(Written problem)
Each record is to be transcribed exactly.

(Records supplied)
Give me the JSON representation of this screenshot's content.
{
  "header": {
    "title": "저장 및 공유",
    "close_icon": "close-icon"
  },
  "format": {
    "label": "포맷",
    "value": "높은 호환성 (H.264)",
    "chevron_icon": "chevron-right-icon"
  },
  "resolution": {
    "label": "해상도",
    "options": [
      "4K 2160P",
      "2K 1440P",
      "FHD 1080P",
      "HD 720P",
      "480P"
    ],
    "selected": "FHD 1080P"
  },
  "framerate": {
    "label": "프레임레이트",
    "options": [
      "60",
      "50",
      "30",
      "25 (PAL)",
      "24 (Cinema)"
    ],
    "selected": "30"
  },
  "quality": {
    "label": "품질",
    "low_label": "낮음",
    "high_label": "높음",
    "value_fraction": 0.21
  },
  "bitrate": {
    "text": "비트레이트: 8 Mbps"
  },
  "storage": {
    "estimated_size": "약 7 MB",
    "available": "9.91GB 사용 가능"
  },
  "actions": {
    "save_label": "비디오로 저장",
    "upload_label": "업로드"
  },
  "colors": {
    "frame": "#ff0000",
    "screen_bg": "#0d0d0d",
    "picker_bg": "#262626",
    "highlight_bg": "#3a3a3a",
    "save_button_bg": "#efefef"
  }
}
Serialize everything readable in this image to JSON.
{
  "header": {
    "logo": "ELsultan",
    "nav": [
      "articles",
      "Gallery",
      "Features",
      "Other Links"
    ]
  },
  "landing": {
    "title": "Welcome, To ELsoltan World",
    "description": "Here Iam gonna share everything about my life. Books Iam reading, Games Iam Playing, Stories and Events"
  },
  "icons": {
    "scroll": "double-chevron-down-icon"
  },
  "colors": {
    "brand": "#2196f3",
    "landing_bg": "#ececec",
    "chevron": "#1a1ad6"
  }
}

(Right answer)
Give me the JSON representation of this screenshot's content.
{
  "header": {
    "title": "저장 및 공유",
    "close_icon": "close-icon"
  },
  "format": {
    "label": "포맷",
    "value": "높은 호환성 (H.264)",
    "chevron_icon": "chevron-right-icon"
  },
  "resolution": {
    "label": "해상도",
    "options": [
      "4K 2160P",
      "2K 1440P",
      "FHD 1080P",
      "HD 720P",
      "480P"
    ],
    "selected": "FHD 1080P"
  },
  "framerate": {
    "label": "프레임레이트",
    "options": [
      "60",
      "50",
      "30",
      "25 (PAL)",
      "24 (Cinema)"
    ],
    "selected": "30"
  },
  "quality": {
    "label": "품질",
    "low_label": "낮음",
    "high_label": "높음",
    "value_fraction": 0.21
  },
  "bitrate": {
    "text": "비트레이트: 8 Mbps"
  },
  "storage": {
    "estimated_size": "약 7 MB",
    "available": "9.91GB 사용 가능"
  },
  "actions": {
    "save_label": "비디오로 저장",
    "upload_label": "업로드"
  },
  "colors": {
    "frame": "#ff0000",
    "screen_bg": "#0d0d0d",
    "picker_bg": "#262626",
    "highlight_bg": "#3a3a3a",
    "save_button_bg": "#efefef"
  }
}
Serialize everything readable in this image to JSON.
{
  "header": {
    "logo": "ELsultan",
    "nav": [
      "articles",
      "Gallery",
      "Features",
      "Other Links"
    ]
  },
  "landing": {
    "title": "Welcome, To ELsoltan World",
    "description": "Here Iam gonna share everything about my life. Books Iam reading, Games Iam Playing, Stories and Events"
  },
  "icons": {
    "scroll": "double-chevron-down-icon"
  },
  "colors": {
    "brand": "#2196f3",
    "landing_bg": "#ececec",
    "chevron": "#1a1ad6"
  }
}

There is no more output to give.